§ Objective
Copy every line of the following data that includes the string "TOLERANCE".

** START Records to use **

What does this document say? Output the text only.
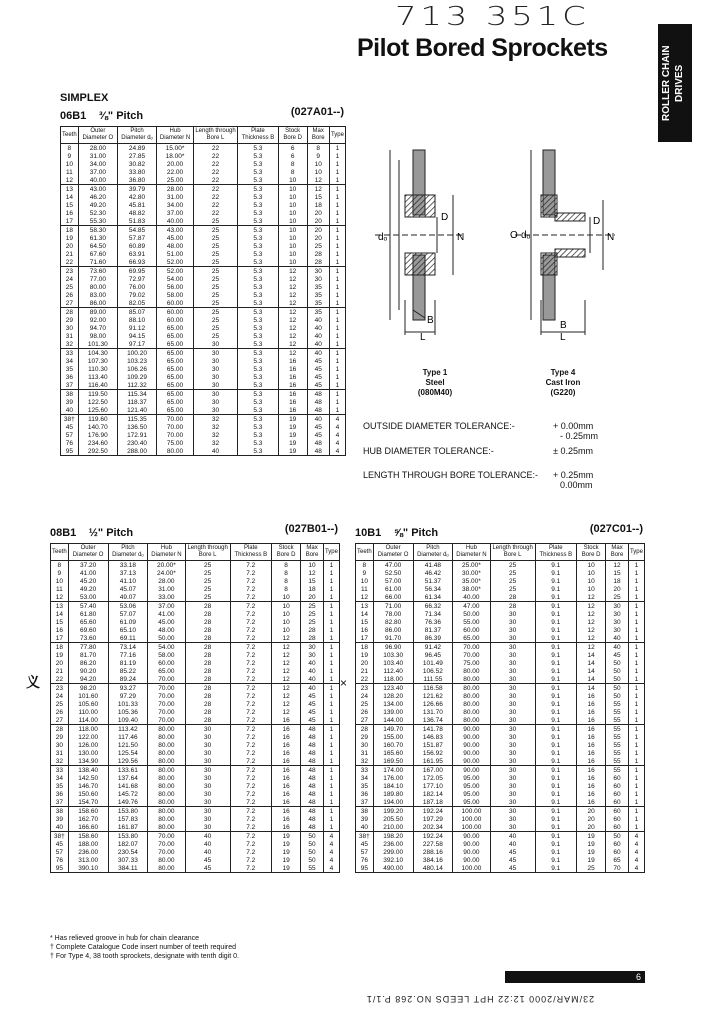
713 351C
Pilot Bored Sprockets	ROLLER CHAIN DRIVES
SIMPLEX
06B1 ⅜" Pitch	(027A01--)
Teeth	Outer Diameter O	Pitch Diameter dₒ	Hub Diameter N	Length through Bore L	Plate Thickness B	Stock Bore D	Max Bore	Type
8	28.00	24.89	15.00*	22	5.3	6	8	1
9	31.00	27.85	18.00*	22	5.3	6	9	1
10	34.00	30.82	20.00	22	5.3	8	10	1
11	37.00	33.80	22.00	22	5.3	8	10	1
12	40.00	36.80	25.00	22	5.3	10	12	1
13	43.00	39.79	28.00	22	5.3	10	12	1
14	46.20	42.80	31.00	22	5.3	10	15	1
15	49.20	45.81	34.00	22	5.3	10	18	1
16	52.30	48.82	37.00	22	5.3	10	20	1
17	55.30	51.83	40.00	25	5.3	10	20	1
18	58.30	54.85	43.00	25	5.3	10	20	1
19	61.30	57.87	45.00	25	5.3	10	20	1
20	64.50	60.89	48.00	25	5.3	10	25	1
21	67.60	63.91	51.00	25	5.3	10	28	1
22	71.60	66.93	52.00	25	5.3	10	28	1
23	73.60	69.95	52.00	25	5.3	12	30	1
24	77.00	72.97	54.00	25	5.3	12	30	1
25	80.00	76.00	56.00	25	5.3	12	35	1
26	83.00	79.02	58.00	25	5.3	12	35	1
27	86.00	82.05	60.00	25	5.3	12	35	1
28	89.00	85.07	60.00	25	5.3	12	35	1
29	92.00	88.10	60.00	25	5.3	12	40	1
30	94.70	91.12	65.00	25	5.3	12	40	1
31	98.00	94.15	65.00	25	5.3	12	40	1
32	101.30	97.17	65.00	30	5.3	12	40	1
33	104.30	100.20	65.00	30	5.3	12	40	1
34	107.30	103.23	65.00	30	5.3	16	45	1
35	110.30	106.26	65.00	30	5.3	16	45	1
36	113.40	109.29	65.00	30	5.3	16	45	1
37	116.40	112.32	65.00	30	5.3	16	45	1
38	119.50	115.34	65.00	30	5.3	16	48	1
39	122.50	118.37	65.00	30	5.3	16	48	1
40	125.60	121.40	65.00	30	5.3	16	48	1
38†	119.60	115.35	70.00	32	5.3	19	40	4
45	140.70	136.50	70.00	32	5.3	19	45	4
57	176.90	172.91	70.00	32	5.3	19	45	4
76	234.60	230.40	75.00	32	5.3	19	48	4
95	292.50	288.00	80.00	40	5.3	19	48	4
D
N
dₒ
B
L
O dₒ
D
N
B
L
Type 1
Steel
(080M40)
Type 4
Cast Iron
(G220)
OUTSIDE DIAMETER TOLERANCE:-	+ 0.00mm
- 0.25mm
HUB DIAMETER TOLERANCE:-	± 0.25mm
LENGTH THROUGH BORE TOLERANCE:- + 0.25mm
0.00mm
08B1 ½" Pitch	(027B01--)
Teeth	Outer Diameter O	Pitch Diameter dₒ	Hub Diameter N	Length through Bore L	Plate Thickness B	Stock Bore D	Max Bore	Type
8	37.20	33.18	20.00*	25	7.2	8	10	1
9	41.00	37.13	24.00*	25	7.2	8	12	1
10	45.20	41.10	28.00	25	7.2	8	15	1
11	49.20	45.07	31.00	25	7.2	8	18	1
12	53.00	49.07	33.00	25	7.2	10	20	1
13	57.40	53.06	37.00	28	7.2	10	25	1
14	61.80	57.07	41.00	28	7.2	10	25	1
15	65.60	61.09	45.00	28	7.2	10	25	1
16	69.60	65.10	48.00	28	7.2	10	28	1
17	73.60	69.11	50.00	28	7.2	12	28	1
18	77.80	73.14	54.00	28	7.2	12	30	1
19	81.70	77.16	58.00	28	7.2	12	30	1
20	86.20	81.19	60.00	28	7.2	12	40	1
21	90.20	85.22	65.00	28	7.2	12	40	1
22	94.20	89.24	70.00	28	7.2	12	40	1
23	98.20	93.27	70.00	28	7.2	12	40	1
24	101.60	97.29	70.00	28	7.2	12	45	1
25	105.60	101.33	70.00	28	7.2	12	45	1
26	110.00	105.36	70.00	28	7.2	12	45	1
27	114.00	109.40	70.00	28	7.2	16	45	1
28	118.00	113.42	80.00	30	7.2	16	48	1
29	122.00	117.46	80.00	30	7.2	16	48	1
30	126.00	121.50	80.00	30	7.2	16	48	1
31	130.00	125.54	80.00	30	7.2	16	48	1
32	134.90	129.56	80.00	30	7.2	16	48	1
33	138.40	133.61	80.00	30	7.2	16	48	1
34	142.50	137.64	80.00	30	7.2	16	48	1
35	146.70	141.68	80.00	30	7.2	16	48	1
36	150.60	145.72	80.00	30	7.2	16	48	1
37	154.70	149.76	80.00	30	7.2	16	48	1
38	158.60	153.80	80.00	30	7.2	16	48	1
39	162.70	157.83	80.00	30	7.2	16	48	1
40	166.60	161.87	80.00	30	7.2	16	48	1
38†	158.60	153.80	70.00	40	7.2	19	50	4
45	188.00	182.07	70.00	40	7.2	19	50	4
57	236.00	230.54	70.00	40	7.2	19	50	4
76	313.00	307.33	80.00	45	7.2	19	50	4
95	390.10	384.11	80.00	45	7.2	19	55	4
10B1 ⅝" Pitch	(027C01--)
Teeth	Outer Diameter O	Pitch Diameter dₒ	Hub Diameter N	Length through Bore L	Plate Thickness B	Stock Bore D	Max Bore	Type
8	47.00	41.48	25.00*	25	9.1	10	12	1
9	52.50	46.42	30.00*	25	9.1	10	15	1
10	57.00	51.37	35.00*	25	9.1	10	18	1
11	61.00	56.34	38.00*	25	9.1	10	20	1
12	66.00	61.34	40.00	28	9.1	12	25	1
13	71.00	66.32	47.00	28	9.1	12	30	1
14	78.00	71.34	50.00	30	9.1	12	30	1
15	82.80	76.36	55.00	30	9.1	12	30	1
16	86.00	81.37	60.00	30	9.1	12	30	1
17	91.70	86.39	65.00	30	9.1	12	40	1
18	96.90	91.42	70.00	30	9.1	12	40	1
19	103.30	96.45	70.00	30	9.1	14	45	1
20	103.40	101.49	75.00	30	9.1	14	50	1
21	112.40	106.52	80.00	30	9.1	14	50	1
22	118.00	111.55	80.00	30	9.1	14	50	1
23	123.40	116.58	80.00	30	9.1	14	50	1
24	128.20	121.62	80.00	30	9.1	16	50	1
25	134.00	126.66	80.00	30	9.1	16	55	1
26	139.00	131.70	80.00	30	9.1	16	55	1
27	144.00	136.74	80.00	30	9.1	16	55	1
28	149.70	141.78	90.00	30	9.1	16	55	1
29	155.00	146.83	90.00	30	9.1	16	55	1
30	160.70	151.87	90.00	30	9.1	16	55	1
31	165.60	156.92	90.00	30	9.1	16	55	1
32	169.50	161.95	90.00	30	9.1	16	55	1
33	174.00	167.00	90.00	30	9.1	16	55	1
34	176.00	172.05	95.00	30	9.1	16	60	1
35	184.10	177.10	95.00	30	9.1	16	60	1
36	189.80	182.14	95.00	30	9.1	16	60	1
37	194.00	187.18	95.00	30	9.1	16	60	1
38	199.20	192.24	100.00	30	9.1	20	60	1
39	205.50	197.29	100.00	30	9.1	20	60	1
40	210.00	202.34	100.00	30	9.1	20	60	1
38†	198.20	192.24	90.00	40	9.1	19	50	4
45	236.00	227.58	90.00	40	9.1	19	60	4
57	299.00	288.16	90.00	45	9.1	19	60	4
76	392.10	384.16	90.00	45	9.1	19	65	4
95	490.00	480.14	100.00	45	9.1	25	70	4
义	×
* Has relieved groove in hub for chain clearance
† Complete Catalogue Code insert number of teeth required
† For Type 4, 38 tooth sprockets, designate with tenth digit 0.
6
23/MAR/2000 12:22 HPT LEEDS NO.268 P.1/1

** END Records to use **

§ Exercise output
OUTSIDE DIAMETER TOLERANCE:-	+ 0.00mm
HUB DIAMETER TOLERANCE:-	± 0.25mm
LENGTH THROUGH BORE TOLERANCE:- + 0.25mm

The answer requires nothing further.